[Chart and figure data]
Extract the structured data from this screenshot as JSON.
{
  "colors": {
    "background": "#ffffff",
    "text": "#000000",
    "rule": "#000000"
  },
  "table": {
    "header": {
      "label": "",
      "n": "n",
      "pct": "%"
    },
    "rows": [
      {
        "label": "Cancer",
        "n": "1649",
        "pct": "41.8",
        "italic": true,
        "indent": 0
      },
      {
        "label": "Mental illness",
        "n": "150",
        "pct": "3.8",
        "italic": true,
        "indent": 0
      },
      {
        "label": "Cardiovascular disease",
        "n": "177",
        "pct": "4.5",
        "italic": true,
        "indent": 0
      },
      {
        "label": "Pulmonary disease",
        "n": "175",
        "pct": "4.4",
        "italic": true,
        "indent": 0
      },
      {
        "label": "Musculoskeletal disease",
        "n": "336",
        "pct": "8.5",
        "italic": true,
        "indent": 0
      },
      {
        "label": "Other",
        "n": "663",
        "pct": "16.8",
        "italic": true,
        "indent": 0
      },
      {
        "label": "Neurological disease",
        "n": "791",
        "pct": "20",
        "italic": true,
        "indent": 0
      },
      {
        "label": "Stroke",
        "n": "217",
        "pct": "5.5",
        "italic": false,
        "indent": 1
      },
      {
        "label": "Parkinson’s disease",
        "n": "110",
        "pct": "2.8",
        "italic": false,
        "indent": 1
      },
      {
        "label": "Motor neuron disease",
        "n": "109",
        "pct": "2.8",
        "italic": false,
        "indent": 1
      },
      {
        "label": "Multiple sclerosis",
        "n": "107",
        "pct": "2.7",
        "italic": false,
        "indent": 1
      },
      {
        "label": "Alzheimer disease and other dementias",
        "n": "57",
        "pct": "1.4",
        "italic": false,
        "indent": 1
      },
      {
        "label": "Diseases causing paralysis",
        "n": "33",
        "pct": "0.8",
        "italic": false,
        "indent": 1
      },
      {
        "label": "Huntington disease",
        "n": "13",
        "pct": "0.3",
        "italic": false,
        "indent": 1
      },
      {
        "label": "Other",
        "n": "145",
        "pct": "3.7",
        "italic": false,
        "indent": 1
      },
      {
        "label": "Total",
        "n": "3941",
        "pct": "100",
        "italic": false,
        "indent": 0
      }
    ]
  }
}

[Task requirements] Restate every entry word for word.

[Full response]
Extract the structured data from this screenshot as JSON.
{
  "colors": {
    "background": "#ffffff",
    "text": "#000000",
    "rule": "#000000"
  },
  "table": {
    "header": {
      "label": "",
      "n": "n",
      "pct": "%"
    },
    "rows": [
      {
        "label": "Cancer",
        "n": "1649",
        "pct": "41.8",
        "italic": true,
        "indent": 0
      },
      {
        "label": "Mental illness",
        "n": "150",
        "pct": "3.8",
        "italic": true,
        "indent": 0
      },
      {
        "label": "Cardiovascular disease",
        "n": "177",
        "pct": "4.5",
        "italic": true,
        "indent": 0
      },
      {
        "label": "Pulmonary disease",
        "n": "175",
        "pct": "4.4",
        "italic": true,
        "indent": 0
      },
      {
        "label": "Musculoskeletal disease",
        "n": "336",
        "pct": "8.5",
        "italic": true,
        "indent": 0
      },
      {
        "label": "Other",
        "n": "663",
        "pct": "16.8",
        "italic": true,
        "indent": 0
      },
      {
        "label": "Neurological disease",
        "n": "791",
        "pct": "20",
        "italic": true,
        "indent": 0
      },
      {
        "label": "Stroke",
        "n": "217",
        "pct": "5.5",
        "italic": false,
        "indent": 1
      },
      {
        "label": "Parkinson’s disease",
        "n": "110",
        "pct": "2.8",
        "italic": false,
        "indent": 1
      },
      {
        "label": "Motor neuron disease",
        "n": "109",
        "pct": "2.8",
        "italic": false,
        "indent": 1
      },
      {
        "label": "Multiple sclerosis",
        "n": "107",
        "pct": "2.7",
        "italic": false,
        "indent": 1
      },
      {
        "label": "Alzheimer disease and other dementias",
        "n": "57",
        "pct": "1.4",
        "italic": false,
        "indent": 1
      },
      {
        "label": "Diseases causing paralysis",
        "n": "33",
        "pct": "0.8",
        "italic": false,
        "indent": 1
      },
      {
        "label": "Huntington disease",
        "n": "13",
        "pct": "0.3",
        "italic": false,
        "indent": 1
      },
      {
        "label": "Other",
        "n": "145",
        "pct": "3.7",
        "italic": false,
        "indent": 1
      },
      {
        "label": "Total",
        "n": "3941",
        "pct": "100",
        "italic": false,
        "indent": 0
      }
    ]
  }
}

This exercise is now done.